[Stored records]

....................

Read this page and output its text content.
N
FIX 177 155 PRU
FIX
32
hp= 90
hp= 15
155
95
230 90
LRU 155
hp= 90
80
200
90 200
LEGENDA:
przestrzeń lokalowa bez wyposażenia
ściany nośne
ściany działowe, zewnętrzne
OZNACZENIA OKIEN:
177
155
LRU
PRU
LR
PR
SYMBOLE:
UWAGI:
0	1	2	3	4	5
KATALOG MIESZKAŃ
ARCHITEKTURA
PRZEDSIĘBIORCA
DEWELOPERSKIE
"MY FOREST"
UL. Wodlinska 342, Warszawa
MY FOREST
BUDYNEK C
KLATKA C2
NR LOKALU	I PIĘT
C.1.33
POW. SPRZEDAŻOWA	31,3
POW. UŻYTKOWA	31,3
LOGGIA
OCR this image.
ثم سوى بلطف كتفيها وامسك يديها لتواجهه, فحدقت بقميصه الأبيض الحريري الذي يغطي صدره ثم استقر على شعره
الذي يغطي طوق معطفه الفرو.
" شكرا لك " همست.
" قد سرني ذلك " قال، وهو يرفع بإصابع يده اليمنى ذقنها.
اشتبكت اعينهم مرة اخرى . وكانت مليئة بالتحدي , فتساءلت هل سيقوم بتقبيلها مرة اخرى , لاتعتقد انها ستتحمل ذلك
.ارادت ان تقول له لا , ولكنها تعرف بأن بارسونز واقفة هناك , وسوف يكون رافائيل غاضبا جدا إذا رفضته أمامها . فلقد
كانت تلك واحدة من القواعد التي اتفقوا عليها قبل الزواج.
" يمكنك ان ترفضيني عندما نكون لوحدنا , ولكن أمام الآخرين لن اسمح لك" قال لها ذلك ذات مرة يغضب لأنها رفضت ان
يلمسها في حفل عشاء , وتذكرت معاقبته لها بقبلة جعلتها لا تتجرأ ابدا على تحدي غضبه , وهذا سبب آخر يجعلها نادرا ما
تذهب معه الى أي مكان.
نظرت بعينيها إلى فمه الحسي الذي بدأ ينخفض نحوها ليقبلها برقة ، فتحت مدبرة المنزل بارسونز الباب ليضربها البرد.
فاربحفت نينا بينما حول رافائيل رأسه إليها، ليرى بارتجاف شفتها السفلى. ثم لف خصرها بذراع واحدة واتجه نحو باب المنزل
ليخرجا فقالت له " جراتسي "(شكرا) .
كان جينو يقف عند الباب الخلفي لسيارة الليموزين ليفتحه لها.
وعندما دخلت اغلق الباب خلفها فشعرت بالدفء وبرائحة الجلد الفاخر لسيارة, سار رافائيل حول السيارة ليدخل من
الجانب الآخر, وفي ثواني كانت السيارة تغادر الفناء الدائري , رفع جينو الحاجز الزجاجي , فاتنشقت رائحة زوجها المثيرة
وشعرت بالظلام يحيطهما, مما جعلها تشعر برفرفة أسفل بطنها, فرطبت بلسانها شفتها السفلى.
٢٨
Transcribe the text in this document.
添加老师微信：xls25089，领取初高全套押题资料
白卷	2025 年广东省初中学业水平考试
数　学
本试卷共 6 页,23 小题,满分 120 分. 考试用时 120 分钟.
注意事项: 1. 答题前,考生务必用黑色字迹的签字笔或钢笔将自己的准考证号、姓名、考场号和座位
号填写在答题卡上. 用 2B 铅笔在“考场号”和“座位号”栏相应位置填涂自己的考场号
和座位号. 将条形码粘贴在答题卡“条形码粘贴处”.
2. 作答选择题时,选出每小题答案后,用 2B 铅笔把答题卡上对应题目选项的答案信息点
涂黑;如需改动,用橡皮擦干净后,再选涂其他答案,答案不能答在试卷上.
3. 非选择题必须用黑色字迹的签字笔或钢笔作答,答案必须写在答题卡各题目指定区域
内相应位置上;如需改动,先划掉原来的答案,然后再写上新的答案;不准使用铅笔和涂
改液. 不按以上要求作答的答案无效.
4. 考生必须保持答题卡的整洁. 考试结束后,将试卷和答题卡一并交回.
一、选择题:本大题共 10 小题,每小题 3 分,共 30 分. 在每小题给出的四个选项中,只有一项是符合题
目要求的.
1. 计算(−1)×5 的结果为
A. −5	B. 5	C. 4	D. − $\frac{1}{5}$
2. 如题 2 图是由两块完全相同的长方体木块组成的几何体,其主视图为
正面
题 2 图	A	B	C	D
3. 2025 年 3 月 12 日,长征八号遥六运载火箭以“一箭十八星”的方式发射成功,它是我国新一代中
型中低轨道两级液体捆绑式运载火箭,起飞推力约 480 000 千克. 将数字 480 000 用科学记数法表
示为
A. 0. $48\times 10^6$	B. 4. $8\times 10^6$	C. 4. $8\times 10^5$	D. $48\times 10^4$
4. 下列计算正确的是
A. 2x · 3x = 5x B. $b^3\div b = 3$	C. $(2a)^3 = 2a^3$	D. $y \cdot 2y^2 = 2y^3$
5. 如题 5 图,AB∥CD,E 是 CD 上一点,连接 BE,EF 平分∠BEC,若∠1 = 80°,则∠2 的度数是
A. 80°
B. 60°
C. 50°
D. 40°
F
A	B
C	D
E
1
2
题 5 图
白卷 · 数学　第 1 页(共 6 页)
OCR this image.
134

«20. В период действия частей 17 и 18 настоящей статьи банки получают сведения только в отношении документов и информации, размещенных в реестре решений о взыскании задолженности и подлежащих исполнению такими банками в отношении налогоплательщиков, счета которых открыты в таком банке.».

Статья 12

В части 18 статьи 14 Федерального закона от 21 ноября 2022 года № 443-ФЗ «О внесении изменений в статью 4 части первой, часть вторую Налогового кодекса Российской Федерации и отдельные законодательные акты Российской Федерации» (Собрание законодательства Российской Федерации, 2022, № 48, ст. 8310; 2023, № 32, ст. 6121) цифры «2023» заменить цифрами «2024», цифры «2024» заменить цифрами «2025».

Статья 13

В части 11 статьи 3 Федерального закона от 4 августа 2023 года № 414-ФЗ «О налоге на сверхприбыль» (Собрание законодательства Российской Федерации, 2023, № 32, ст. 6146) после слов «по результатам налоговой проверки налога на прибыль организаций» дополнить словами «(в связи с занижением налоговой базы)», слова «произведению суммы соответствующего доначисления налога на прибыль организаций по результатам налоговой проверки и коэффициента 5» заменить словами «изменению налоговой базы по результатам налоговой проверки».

....................

Exercise - Determine how many lines of the material include the string "شفتها". Output only that count.

Written response - 2